## SUPPLIED TEXT

>> Begin

The Briefing, Vol. IV, Issue 10-
To: Our readers
- This week’s primaries
- Super Cruzday
- Is Rubio done for?
Delegate Count (AP estimate) — 1,237 to win, 1,589 yet to be awarded
Donald Trump: 382
Ted Cruz: 300
Marco Rubio: 151
John Kasich: 37
Released from dropouts: 14
This week’s primaries — Mar. 8
Idaho will divide 23 of its 32 delegates proportionally among candidates who receive the 20 percent minimum threshold statewide, and six others proportionally by Congressional District, again only to candidates who meet the statewide threshold. Three bonus delegates are pledged to the winner. If any candidate gets 50 percent of the vote, he gets all of the state’s delegates.
Michigan allocates its 56 bound delegates proportionally to candidates who reach the 15 percent minimum threshold statewide. There are three bonus delegates for the winner. Again, a winner above 50 percent of the vote takes all.
Mississippi allocates 28 of its 40 delegates proportionally among the candidates who get at least 15 percent of the vote statewide. The rest are awarded by Congressional Districts — a 2-1 split between the first and second place finisher, unless someone gets more than 50 percent in a given district.
Hawaii Republicans caucus at 6 p.m. their time (which is the following day for most Americans). Six of their 19 delegates are allocated proportionally by Congressional District, and the rest proportionally statewide.
The voters decide: In European elections, it often happens that voters choose someone who isn’t their favorite, with a mind toward producing a desired outcome. American voters rarely engage in such tactical voting on a mass scale. They pick a candidate and stick to him — sometimes even after he’s dropped out already. (Looking at you, Carson voters.)
But on Saturday, the voters in four states did something that very much resembled tactical voting. And they seem to have done it spontaneously, sending a very clear signal about the direction of the presidential race.
Saturday was Super Cruzday — the day it became clear that Donald Trump is not unstoppable and can be beaten even in states where he seems to be polling well. With all candidates committed to staying in the race, and the party elders unwilling or unable to rally around an adequate alternative to Trump, the voters all but made up their minds for them.

>> End

## EXERCISES TO COMPLETE
• a. Answer these questions using the briefing:
(i) How many delegates does a candidate need to win?
(ii) What is Michigan's minimum statewide threshold for a share of its bound delegates?
(iii) At what time do Hawaii Republicans caucus?
• b. According to the briefing, why did the voters all but make up their minds for the candidates and party elders?
• c. Reproduce the stretch of the briefing from "But on Saturday, the" through "minds for them.".

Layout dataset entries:
>> Begin

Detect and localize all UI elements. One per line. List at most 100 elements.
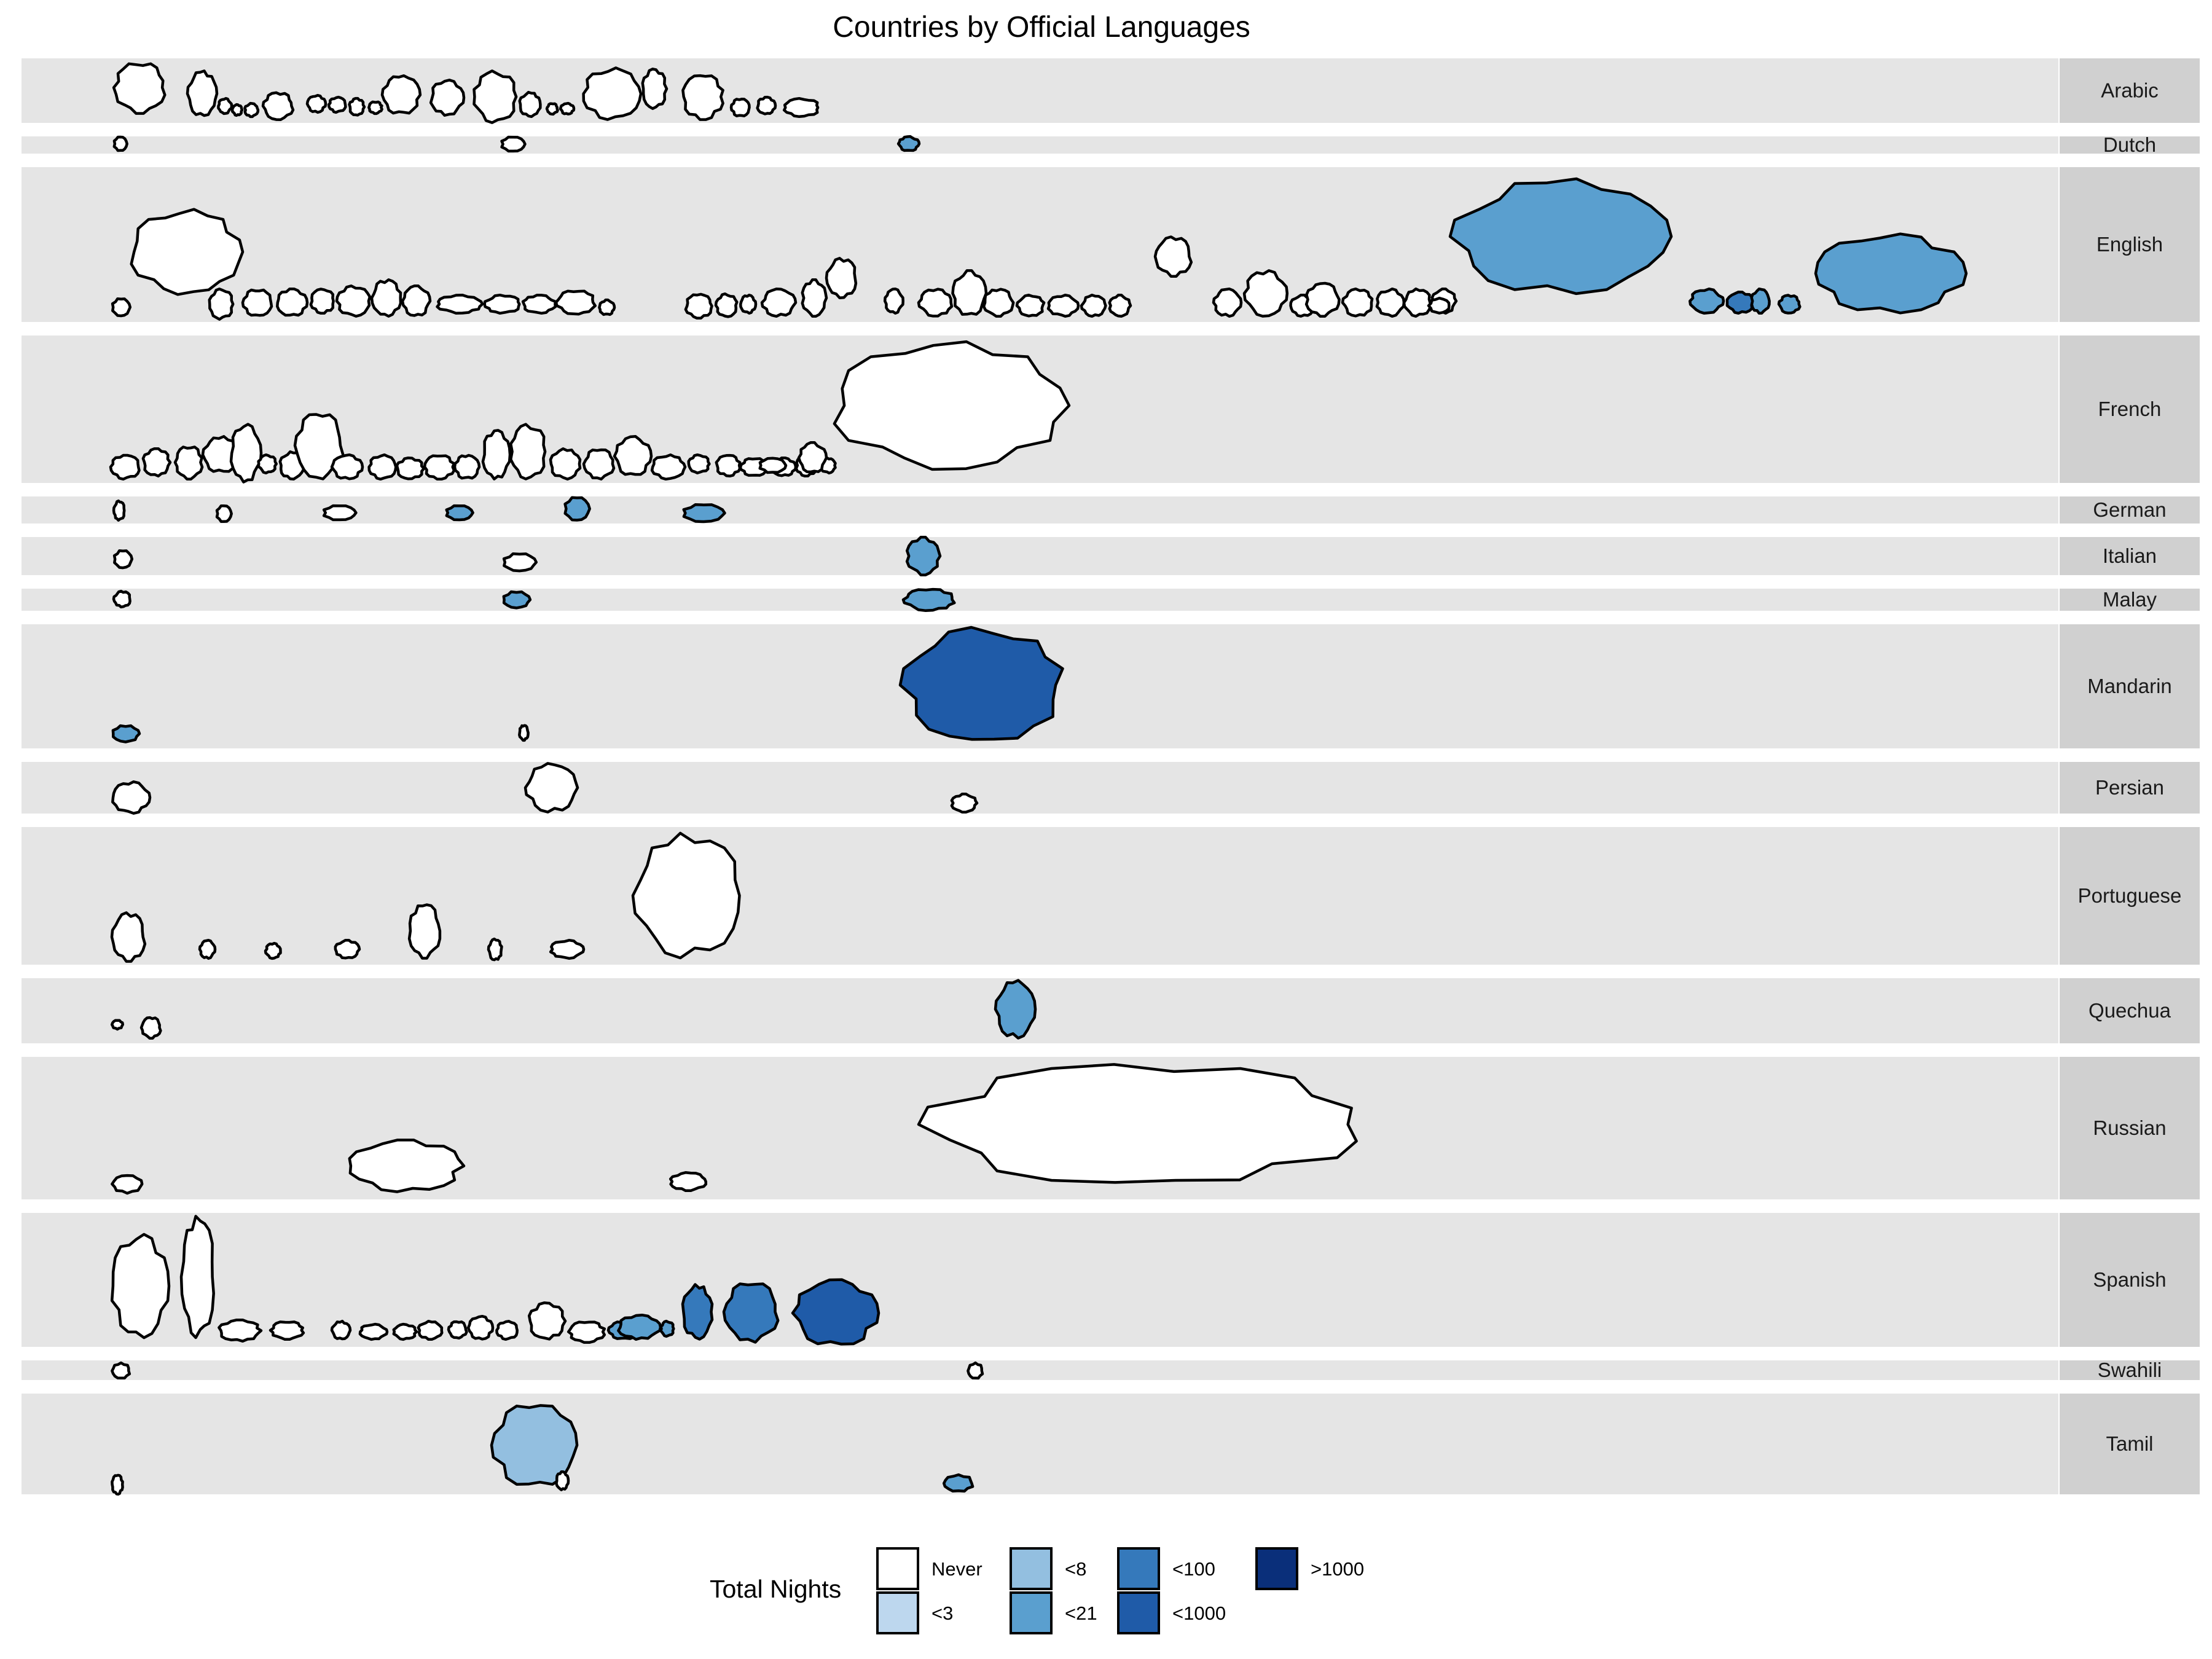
country-spanish-12 [527,1301,567,1341]
country-spanish-3 [218,1318,263,1343]
panel-background-swahili [22,1360,2058,1380]
country-persian-3 [950,792,979,814]
country-arabic-12 [429,79,466,117]
country-arabic-4 [230,103,244,117]
country-spanish-19 [791,1278,880,1346]
country-english-24 [982,288,1015,318]
country-french-26 [758,457,788,474]
country-arabic-10 [367,100,383,116]
legend-key-5 [1117,1547,1160,1590]
country-portuguese-8 [631,831,741,960]
strip-label-portuguese: Portuguese [2078,884,2182,907]
country-arabic-20 [729,98,751,117]
panel-background-italian [22,537,2058,575]
country-portuguese-5 [407,903,442,960]
country-spanish-4 [269,1320,305,1341]
country-russian-3 [669,1171,708,1193]
country-english-12 [521,294,557,315]
strip-russian [2060,1057,2200,1199]
country-english-8 [370,278,402,318]
facet-english: English [22,167,2200,322]
facet-german: German [22,496,2200,524]
country-persian-2 [524,762,579,814]
panel-background-portuguese [22,827,2058,965]
country-french-14 [481,429,512,480]
country-malay-3 [901,587,956,613]
country-arabic-15 [545,102,559,116]
country-english-39 [1448,177,1673,296]
country-dutch-3 [896,135,921,152]
country-english-21 [883,287,904,315]
country-spanish-6 [358,1322,389,1341]
country-spanish-8 [417,1319,444,1341]
country-arabic-21 [756,95,777,116]
country-portuguese-6 [487,937,503,962]
legend-key-3 [1010,1547,1053,1590]
strip-arabic [2060,58,2200,123]
strip-label-persian: Persian [2095,776,2164,799]
country-english-19 [801,278,828,318]
country-quechua-1 [110,1019,125,1031]
country-english-30 [1212,287,1243,318]
country-arabic-14 [518,90,542,119]
country-russian-1 [111,1174,144,1195]
strip-label-arabic: Arabic [2101,79,2159,102]
country-english-9 [401,284,432,317]
strip-label-spanish: Spanish [2093,1268,2166,1291]
legend-key-4-label: <21 [1065,1602,1097,1624]
facet-italian: Italian [22,536,2200,576]
strip-label-dutch: Dutch [2103,133,2156,156]
country-german-6 [682,503,726,524]
country-english-17 [739,293,758,315]
country-russian-2 [348,1139,466,1193]
country-spanish-17 [681,1283,714,1341]
country-french-3 [173,445,204,480]
country-arabic-22 [782,96,820,119]
country-french-10 [367,453,398,481]
country-italian-3 [905,536,942,576]
country-english-23 [951,269,988,316]
country-mandarin-2 [518,724,530,742]
facet-arabic: Arabic [22,58,2200,124]
country-french-15 [509,423,547,480]
legend-key-2-label: <3 [931,1602,953,1624]
country-english-43 [1777,294,1802,315]
facet-french: French [22,335,2200,484]
country-arabic-9 [348,96,366,117]
country-arabic-8 [327,95,347,114]
country-english-6 [309,288,335,315]
strip-swahili [2060,1360,2200,1380]
country-swahili-2 [967,1361,984,1380]
strip-german [2060,496,2200,524]
country-english-36 [1402,287,1432,318]
facet-spanish: Spanish [22,1213,2200,1347]
facet-quechua: Quechua [22,978,2200,1043]
legend-key-3-label: <8 [1065,1558,1086,1580]
facet-swahili: Swahili [22,1359,2200,1381]
country-french-11 [395,456,426,480]
facet-russian: Russian [22,1057,2200,1199]
strip-label-german: German [2093,498,2166,521]
country-spanish-13 [567,1320,606,1344]
facet-dutch: Dutch [22,133,2200,156]
panel-background-german [22,496,2058,524]
facet-persian: Persian [22,762,2200,815]
country-portuguese-1 [110,911,147,963]
country-arabic-13 [473,69,518,124]
country-arabic-7 [305,93,327,114]
strip-english [2060,167,2200,322]
country-dutch-2 [500,135,527,153]
panel-background-dutch [22,136,2058,154]
country-english-22 [917,288,954,318]
country-french-13 [453,453,481,480]
country-spanish-7 [392,1322,418,1341]
country-french-20 [687,453,711,475]
panel-background-spanish [22,1213,2058,1347]
country-english-20 [825,257,858,299]
country-spanish-11 [495,1320,519,1341]
country-english-18 [760,287,798,318]
country-french-19 [650,453,687,481]
country-spanish-5 [330,1319,352,1341]
country-german-3 [322,504,358,522]
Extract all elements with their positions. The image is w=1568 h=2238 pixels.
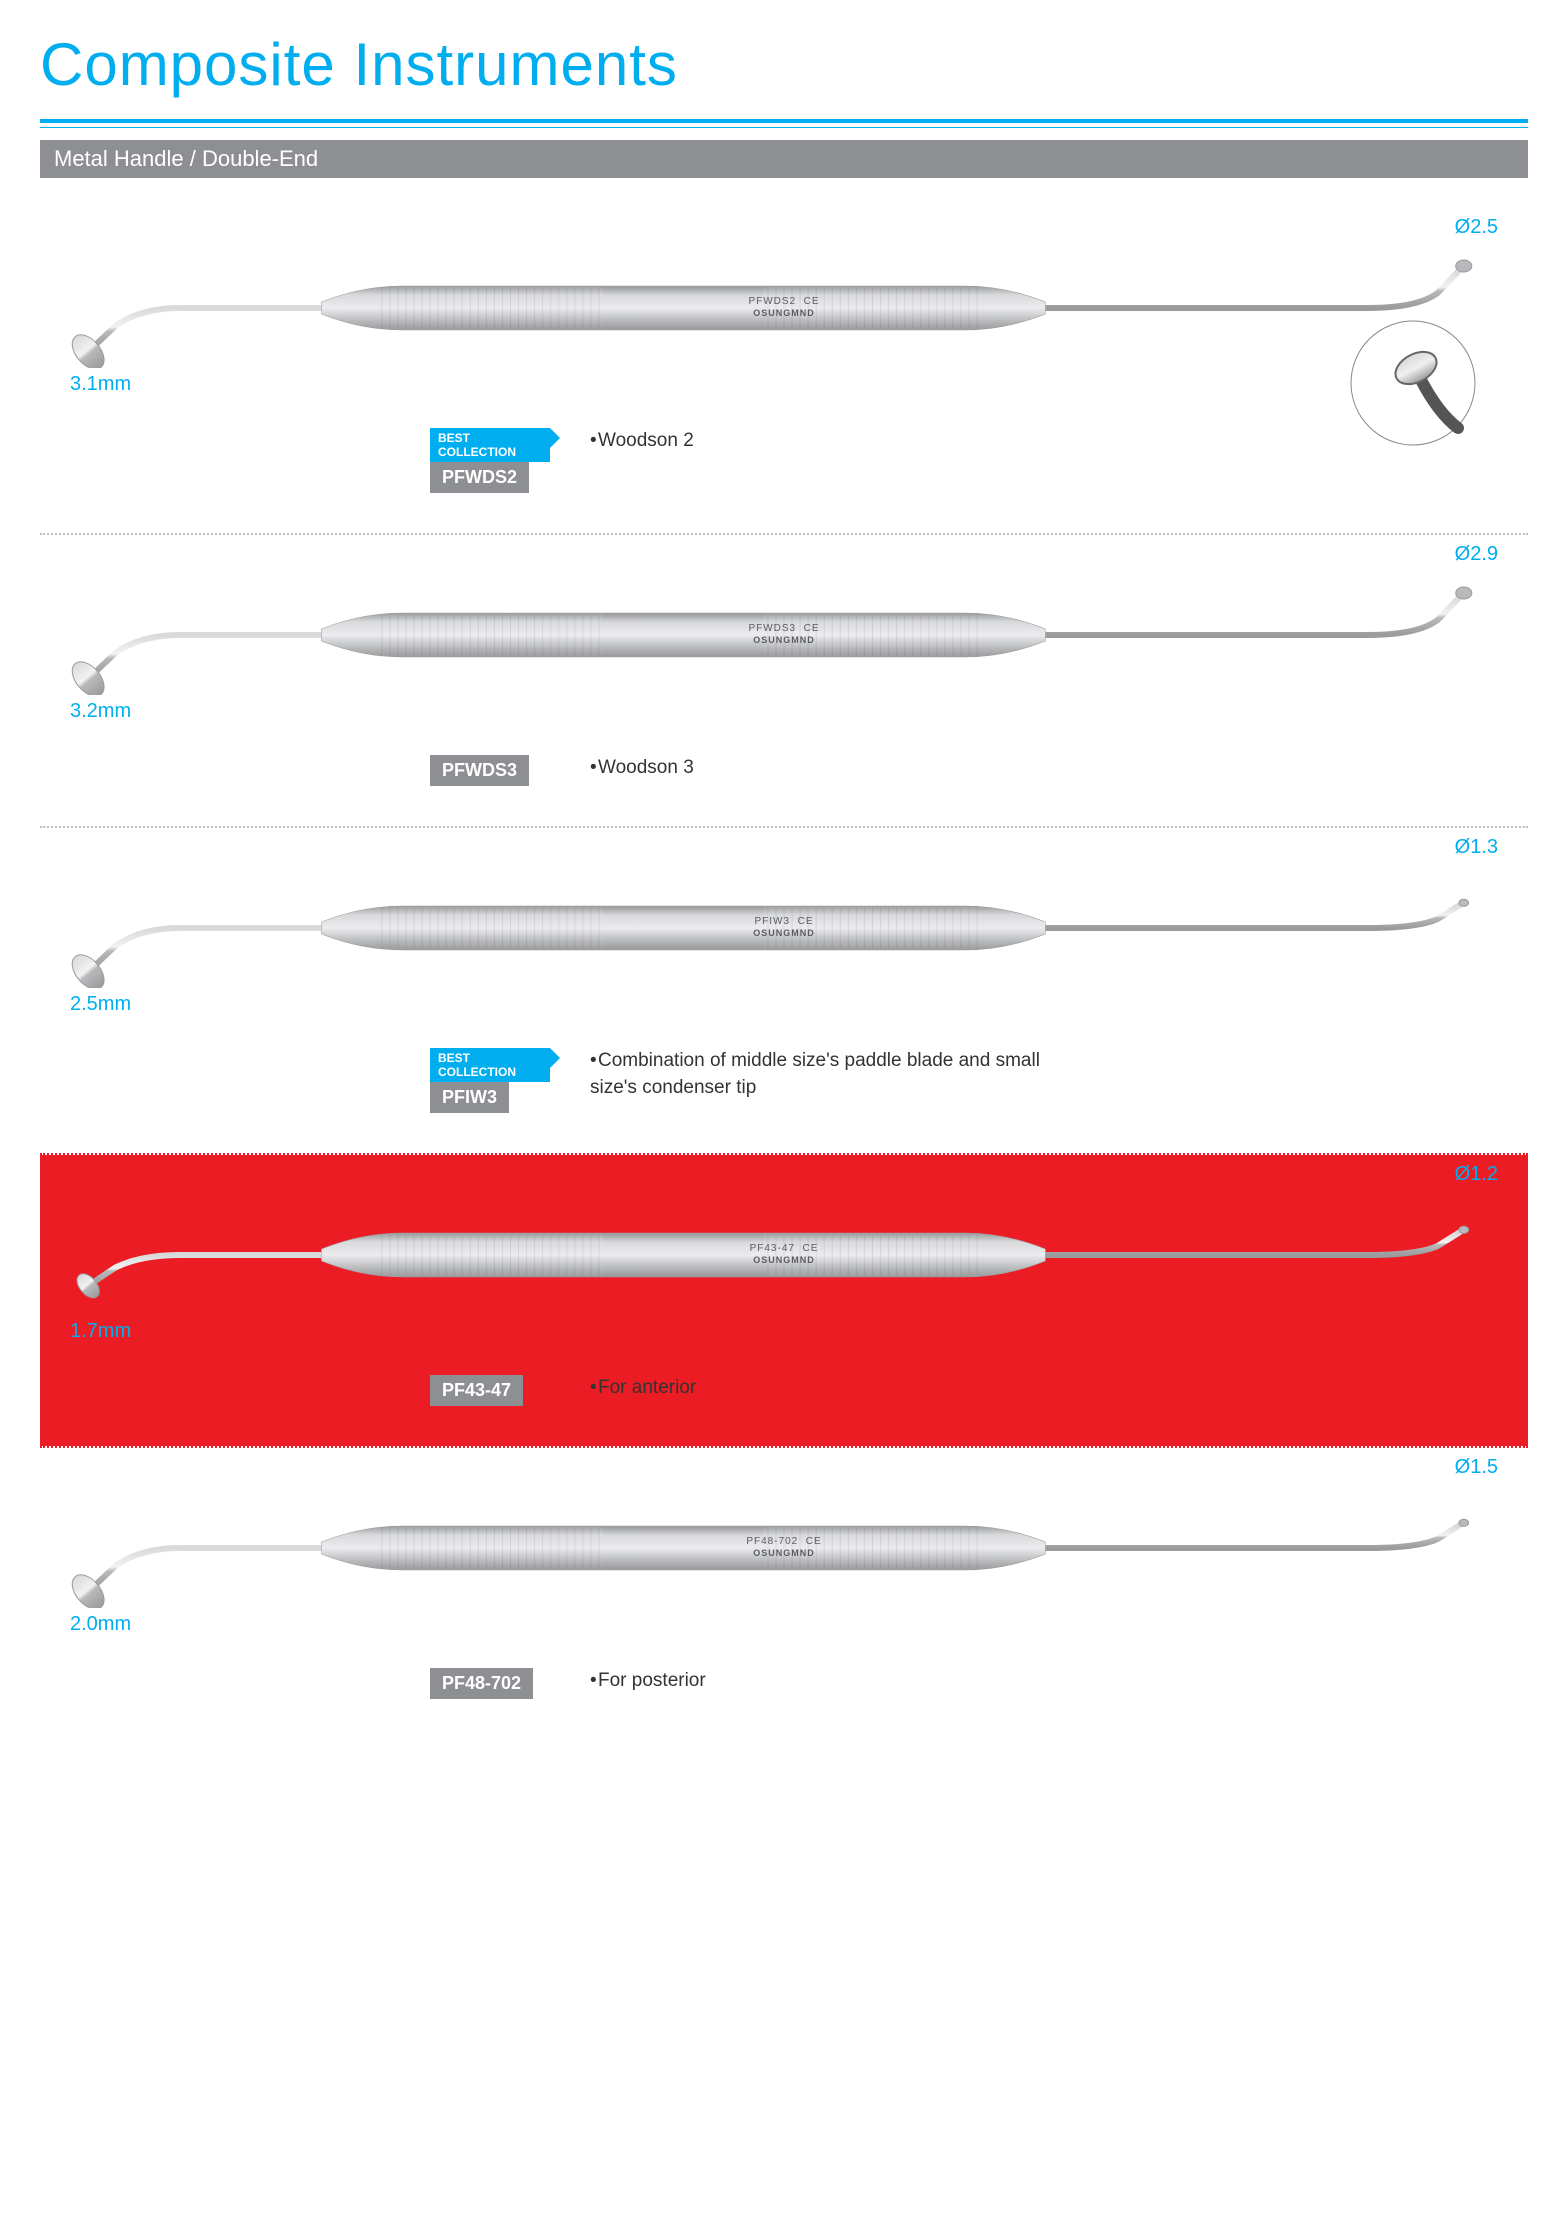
left-dimension: 2.0mm [70,1613,131,1636]
sku-chip: PFIW3 [430,1082,509,1113]
section-bar: Metal Handle / Double-End [40,140,1528,178]
sku-chip: PF43-47 [430,1375,523,1406]
sku-chip: PFWDS2 [430,462,529,493]
sku-chip: PF48-702 [430,1668,533,1699]
products-list: Ø2.5 PFWDS2 CE OSUNGMND [40,208,1528,1739]
product-info-row: PFWDS3 •Woodson 3 [40,755,1528,786]
rule-thin [40,127,1528,128]
right-diameter: Ø1.5 [1455,1456,1498,1479]
instrument-illustration: Ø1.3 PFIW3 CE OSUNGMND [60,868,1508,988]
product-description: •Woodson 2 [590,428,694,455]
left-dimension: 2.5mm [70,993,131,1016]
sku-badge-stack: PF48-702 [430,1668,550,1699]
best-collection-ribbon: BEST COLLECTION [430,1048,550,1082]
best-collection-ribbon: BEST COLLECTION [430,428,550,462]
left-dimension: 3.2mm [70,700,131,723]
product-info-row: BEST COLLECTION PFWDS2 •Woodson 2 [40,428,1528,493]
product-card: Ø1.5 PF48-702 CE OSUNGMND [40,1448,1528,1739]
product-description: •Woodson 3 [590,755,694,782]
right-diameter: Ø2.5 [1455,216,1498,239]
right-diameter: Ø2.9 [1455,543,1498,566]
product-description: •For anterior [590,1375,696,1402]
sku-chip: PFWDS3 [430,755,529,786]
page-title: Composite Instruments [40,30,1528,99]
product-description: •Combination of middle size's paddle bla… [590,1048,1090,1101]
sku-badge-stack: BEST COLLECTION PFIW3 [430,1048,550,1113]
instrument-illustration: Ø2.5 PFWDS2 CE OSUNGMND [60,248,1508,368]
product-card: Ø1.2 PF43-47 CE OSUNGMND [40,1155,1528,1446]
product-info-row: PF43-47 •For anterior [40,1375,1528,1406]
product-card: Ø1.3 PFIW3 CE OSUNGMND [40,828,1528,1153]
rule-thick [40,119,1528,123]
right-diameter: Ø1.3 [1455,836,1498,859]
product-info-row: BEST COLLECTION PFIW3 •Combination of mi… [40,1048,1528,1113]
instrument-illustration: Ø1.2 PF43-47 CE OSUNGMND [60,1195,1508,1315]
product-card: Ø2.9 PFWDS3 CE OSUNGMND [40,535,1528,826]
zoom-detail-icon [1348,318,1478,448]
sku-badge-stack: PF43-47 [430,1375,550,1406]
right-diameter: Ø1.2 [1455,1163,1498,1186]
sku-badge-stack: BEST COLLECTION PFWDS2 [430,428,550,493]
product-card: Ø2.5 PFWDS2 CE OSUNGMND [40,208,1528,533]
left-dimension: 1.7mm [70,1320,131,1343]
product-description: •For posterior [590,1668,706,1695]
sku-badge-stack: PFWDS3 [430,755,550,786]
product-info-row: PF48-702 •For posterior [40,1668,1528,1699]
instrument-illustration: Ø2.9 PFWDS3 CE OSUNGMND [60,575,1508,695]
left-dimension: 3.1mm [70,373,131,396]
instrument-illustration: Ø1.5 PF48-702 CE OSUNGMND [60,1488,1508,1608]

>> End

## RESULTS IN ORDER
• a.
(i) 1,237
(ii) 15 percent
(iii) 6 p.m. their time

• b. All the candidates were committed to staying in the race. The party elders were unwilling or unable to rally around an adequate alternative to Trump.

• c.
But on Saturday, the voters in four states did something that very much resembled tactical voting. And they seem to have done it spontaneously, sending a very clear signal about the direction of the presidential race.
Saturday was Super Cruzday — the day it became clear that Donald Trump is not unstoppable and can be beaten even in states where he seems to be polling well. With all candidates committed to staying in the race, and the party elders unwilling or unable to rally around an adequate alternative to Trump, the voters all but made up their minds for them.